> _LISTED ENTRIES_:

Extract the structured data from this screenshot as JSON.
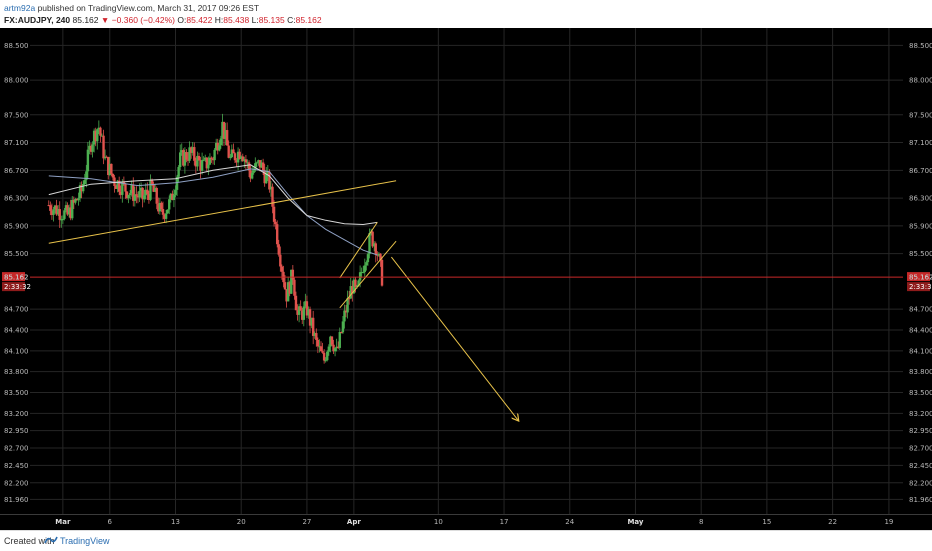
{
  "header": {
    "author": "artm92a",
    "published_text": "published on TradingView.com, March 31, 2017 09:26 EST",
    "symbol": "FX:AUDJPY, 240",
    "last": "85.162",
    "change_arrow": "▼",
    "change": "−0.360 (−0.42%)",
    "ohlc": {
      "o_label": "O:",
      "o": "85.422",
      "h_label": "H:",
      "h": "85.438",
      "l_label": "L:",
      "l": "85.135",
      "c_label": "C:",
      "c": "85.162"
    }
  },
  "footer": {
    "created_with": "Created with",
    "brand": "TradingView",
    "logo_icon": "tradingview-logo-icon"
  },
  "colors": {
    "background": "#000000",
    "grid": "#262626",
    "bull": "#4caf50",
    "bear": "#e0524d",
    "trendline": "#e8c24a",
    "ma_slow": "#8fa1c4",
    "ma_fast": "#d8d8d8",
    "price_line": "#c82828"
  },
  "chart_data": {
    "type": "candlestick",
    "symbol": "FX:AUDJPY",
    "interval": "240",
    "ylim": [
      81.75,
      88.75
    ],
    "y_ticks_left": [
      "88.500",
      "88.000",
      "87.500",
      "87.100",
      "86.700",
      "86.300",
      "85.900",
      "85.500",
      "85.162",
      "84.700",
      "84.400",
      "84.100",
      "83.800",
      "83.500",
      "83.200",
      "82.950",
      "82.700",
      "82.450",
      "82.200",
      "81.960"
    ],
    "y_ticks_right": [
      "88.500",
      "88.000",
      "87.500",
      "87.100",
      "86.700",
      "86.300",
      "85.900",
      "85.500",
      "85.162",
      "84.700",
      "84.400",
      "84.100",
      "83.800",
      "83.500",
      "83.200",
      "82.950",
      "82.700",
      "82.450",
      "82.200",
      "81.960"
    ],
    "y_tick_values": [
      88.5,
      88.0,
      87.5,
      87.1,
      86.7,
      86.3,
      85.9,
      85.5,
      85.162,
      84.7,
      84.4,
      84.1,
      83.8,
      83.5,
      83.2,
      82.95,
      82.7,
      82.45,
      82.2,
      81.96
    ],
    "x_tick_labels": [
      "Mar",
      "6",
      "13",
      "20",
      "27",
      "Apr",
      "10",
      "17",
      "24",
      "May",
      "8",
      "15",
      "22",
      "19"
    ],
    "x_tick_days": [
      0,
      5,
      12,
      19,
      26,
      31,
      40,
      47,
      54,
      61,
      68,
      75,
      82,
      88
    ],
    "x_tick_bold": [
      "Mar",
      "Apr",
      "May"
    ],
    "last_price": 85.162,
    "last_price_label": "85.162",
    "countdown": "2:33:32",
    "waypoints": [
      [
        -1.5,
        86.2
      ],
      [
        0.5,
        86.05
      ],
      [
        2.0,
        86.4
      ],
      [
        3.0,
        87.1
      ],
      [
        3.8,
        87.35
      ],
      [
        4.5,
        86.85
      ],
      [
        5.5,
        86.55
      ],
      [
        7.0,
        86.4
      ],
      [
        8.5,
        86.3
      ],
      [
        9.5,
        86.45
      ],
      [
        10.5,
        86.05
      ],
      [
        11.5,
        86.25
      ],
      [
        12.5,
        86.85
      ],
      [
        13.5,
        86.95
      ],
      [
        15.0,
        86.75
      ],
      [
        16.0,
        86.9
      ],
      [
        17.0,
        87.35
      ],
      [
        17.8,
        86.85
      ],
      [
        19.0,
        87.0
      ],
      [
        20.0,
        86.65
      ],
      [
        21.0,
        86.8
      ],
      [
        22.0,
        86.5
      ],
      [
        23.0,
        85.6
      ],
      [
        23.8,
        84.9
      ],
      [
        24.5,
        85.2
      ],
      [
        25.0,
        84.6
      ],
      [
        26.0,
        84.7
      ],
      [
        27.0,
        84.2
      ],
      [
        27.8,
        83.95
      ],
      [
        28.5,
        84.35
      ],
      [
        29.2,
        84.05
      ],
      [
        30.0,
        84.6
      ],
      [
        30.8,
        85.05
      ],
      [
        31.3,
        84.9
      ],
      [
        32.0,
        85.35
      ],
      [
        32.8,
        85.75
      ],
      [
        33.3,
        85.65
      ],
      [
        34.0,
        85.16
      ]
    ],
    "series": [
      {
        "name": "",
        "type": "moving-average",
        "role": "slow",
        "color": "#8fa1c4",
        "points": [
          [
            -1.5,
            86.62
          ],
          [
            3,
            86.58
          ],
          [
            8,
            86.48
          ],
          [
            12,
            86.52
          ],
          [
            16,
            86.6
          ],
          [
            20,
            86.72
          ],
          [
            22,
            86.68
          ],
          [
            24,
            86.35
          ],
          [
            26,
            86.05
          ],
          [
            28,
            85.85
          ],
          [
            30,
            85.7
          ],
          [
            32,
            85.55
          ],
          [
            33.5,
            85.48
          ]
        ]
      },
      {
        "name": "",
        "type": "moving-average",
        "role": "fast",
        "color": "#d8d8d8",
        "points": [
          [
            -1.5,
            86.35
          ],
          [
            3,
            86.5
          ],
          [
            8,
            86.55
          ],
          [
            12,
            86.58
          ],
          [
            16,
            86.7
          ],
          [
            20,
            86.78
          ],
          [
            22,
            86.62
          ],
          [
            24,
            86.3
          ],
          [
            26,
            86.05
          ],
          [
            28,
            85.98
          ],
          [
            30,
            85.93
          ],
          [
            32,
            85.92
          ],
          [
            33.5,
            85.95
          ]
        ]
      }
    ],
    "annotations": [
      {
        "type": "trendline",
        "from": [
          -1.5,
          85.65
        ],
        "to": [
          35.5,
          86.55
        ]
      },
      {
        "type": "trendline",
        "from": [
          29.5,
          85.15
        ],
        "to": [
          33.5,
          85.95
        ]
      },
      {
        "type": "trendline",
        "from": [
          29.5,
          84.72
        ],
        "to": [
          35.5,
          85.68
        ]
      },
      {
        "type": "arrow",
        "from": [
          35.0,
          85.45
        ],
        "to": [
          48.5,
          83.1
        ]
      }
    ]
  }
}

> _WHAT IS EXPECTED_:
Repeat all of the records verbatim, leaving out the pictures.

> _ANSWER TO THIS PROBLEM_:
Extract the structured data from this screenshot as JSON.
{
  "header": {
    "author": "artm92a",
    "published_text": "published on TradingView.com, March 31, 2017 09:26 EST",
    "symbol": "FX:AUDJPY, 240",
    "last": "85.162",
    "change_arrow": "▼",
    "change": "−0.360 (−0.42%)",
    "ohlc": {
      "o_label": "O:",
      "o": "85.422",
      "h_label": "H:",
      "h": "85.438",
      "l_label": "L:",
      "l": "85.135",
      "c_label": "C:",
      "c": "85.162"
    }
  },
  "footer": {
    "created_with": "Created with",
    "brand": "TradingView",
    "logo_icon": "tradingview-logo-icon"
  },
  "colors": {
    "background": "#000000",
    "grid": "#262626",
    "bull": "#4caf50",
    "bear": "#e0524d",
    "trendline": "#e8c24a",
    "ma_slow": "#8fa1c4",
    "ma_fast": "#d8d8d8",
    "price_line": "#c82828"
  },
  "chart_data": {
    "type": "candlestick",
    "symbol": "FX:AUDJPY",
    "interval": "240",
    "ylim": [
      81.75,
      88.75
    ],
    "y_ticks_left": [
      "88.500",
      "88.000",
      "87.500",
      "87.100",
      "86.700",
      "86.300",
      "85.900",
      "85.500",
      "85.162",
      "84.700",
      "84.400",
      "84.100",
      "83.800",
      "83.500",
      "83.200",
      "82.950",
      "82.700",
      "82.450",
      "82.200",
      "81.960"
    ],
    "y_ticks_right": [
      "88.500",
      "88.000",
      "87.500",
      "87.100",
      "86.700",
      "86.300",
      "85.900",
      "85.500",
      "85.162",
      "84.700",
      "84.400",
      "84.100",
      "83.800",
      "83.500",
      "83.200",
      "82.950",
      "82.700",
      "82.450",
      "82.200",
      "81.960"
    ],
    "y_tick_values": [
      88.5,
      88.0,
      87.5,
      87.1,
      86.7,
      86.3,
      85.9,
      85.5,
      85.162,
      84.7,
      84.4,
      84.1,
      83.8,
      83.5,
      83.2,
      82.95,
      82.7,
      82.45,
      82.2,
      81.96
    ],
    "x_tick_labels": [
      "Mar",
      "6",
      "13",
      "20",
      "27",
      "Apr",
      "10",
      "17",
      "24",
      "May",
      "8",
      "15",
      "22",
      "19"
    ],
    "x_tick_days": [
      0,
      5,
      12,
      19,
      26,
      31,
      40,
      47,
      54,
      61,
      68,
      75,
      82,
      88
    ],
    "x_tick_bold": [
      "Mar",
      "Apr",
      "May"
    ],
    "last_price": 85.162,
    "last_price_label": "85.162",
    "countdown": "2:33:32",
    "waypoints": [
      [
        -1.5,
        86.2
      ],
      [
        0.5,
        86.05
      ],
      [
        2.0,
        86.4
      ],
      [
        3.0,
        87.1
      ],
      [
        3.8,
        87.35
      ],
      [
        4.5,
        86.85
      ],
      [
        5.5,
        86.55
      ],
      [
        7.0,
        86.4
      ],
      [
        8.5,
        86.3
      ],
      [
        9.5,
        86.45
      ],
      [
        10.5,
        86.05
      ],
      [
        11.5,
        86.25
      ],
      [
        12.5,
        86.85
      ],
      [
        13.5,
        86.95
      ],
      [
        15.0,
        86.75
      ],
      [
        16.0,
        86.9
      ],
      [
        17.0,
        87.35
      ],
      [
        17.8,
        86.85
      ],
      [
        19.0,
        87.0
      ],
      [
        20.0,
        86.65
      ],
      [
        21.0,
        86.8
      ],
      [
        22.0,
        86.5
      ],
      [
        23.0,
        85.6
      ],
      [
        23.8,
        84.9
      ],
      [
        24.5,
        85.2
      ],
      [
        25.0,
        84.6
      ],
      [
        26.0,
        84.7
      ],
      [
        27.0,
        84.2
      ],
      [
        27.8,
        83.95
      ],
      [
        28.5,
        84.35
      ],
      [
        29.2,
        84.05
      ],
      [
        30.0,
        84.6
      ],
      [
        30.8,
        85.05
      ],
      [
        31.3,
        84.9
      ],
      [
        32.0,
        85.35
      ],
      [
        32.8,
        85.75
      ],
      [
        33.3,
        85.65
      ],
      [
        34.0,
        85.16
      ]
    ],
    "series": [
      {
        "name": "",
        "type": "moving-average",
        "role": "slow",
        "color": "#8fa1c4",
        "points": [
          [
            -1.5,
            86.62
          ],
          [
            3,
            86.58
          ],
          [
            8,
            86.48
          ],
          [
            12,
            86.52
          ],
          [
            16,
            86.6
          ],
          [
            20,
            86.72
          ],
          [
            22,
            86.68
          ],
          [
            24,
            86.35
          ],
          [
            26,
            86.05
          ],
          [
            28,
            85.85
          ],
          [
            30,
            85.7
          ],
          [
            32,
            85.55
          ],
          [
            33.5,
            85.48
          ]
        ]
      },
      {
        "name": "",
        "type": "moving-average",
        "role": "fast",
        "color": "#d8d8d8",
        "points": [
          [
            -1.5,
            86.35
          ],
          [
            3,
            86.5
          ],
          [
            8,
            86.55
          ],
          [
            12,
            86.58
          ],
          [
            16,
            86.7
          ],
          [
            20,
            86.78
          ],
          [
            22,
            86.62
          ],
          [
            24,
            86.3
          ],
          [
            26,
            86.05
          ],
          [
            28,
            85.98
          ],
          [
            30,
            85.93
          ],
          [
            32,
            85.92
          ],
          [
            33.5,
            85.95
          ]
        ]
      }
    ],
    "annotations": [
      {
        "type": "trendline",
        "from": [
          -1.5,
          85.65
        ],
        "to": [
          35.5,
          86.55
        ]
      },
      {
        "type": "trendline",
        "from": [
          29.5,
          85.15
        ],
        "to": [
          33.5,
          85.95
        ]
      },
      {
        "type": "trendline",
        "from": [
          29.5,
          84.72
        ],
        "to": [
          35.5,
          85.68
        ]
      },
      {
        "type": "arrow",
        "from": [
          35.0,
          85.45
        ],
        "to": [
          48.5,
          83.1
        ]
      }
    ]
  }
}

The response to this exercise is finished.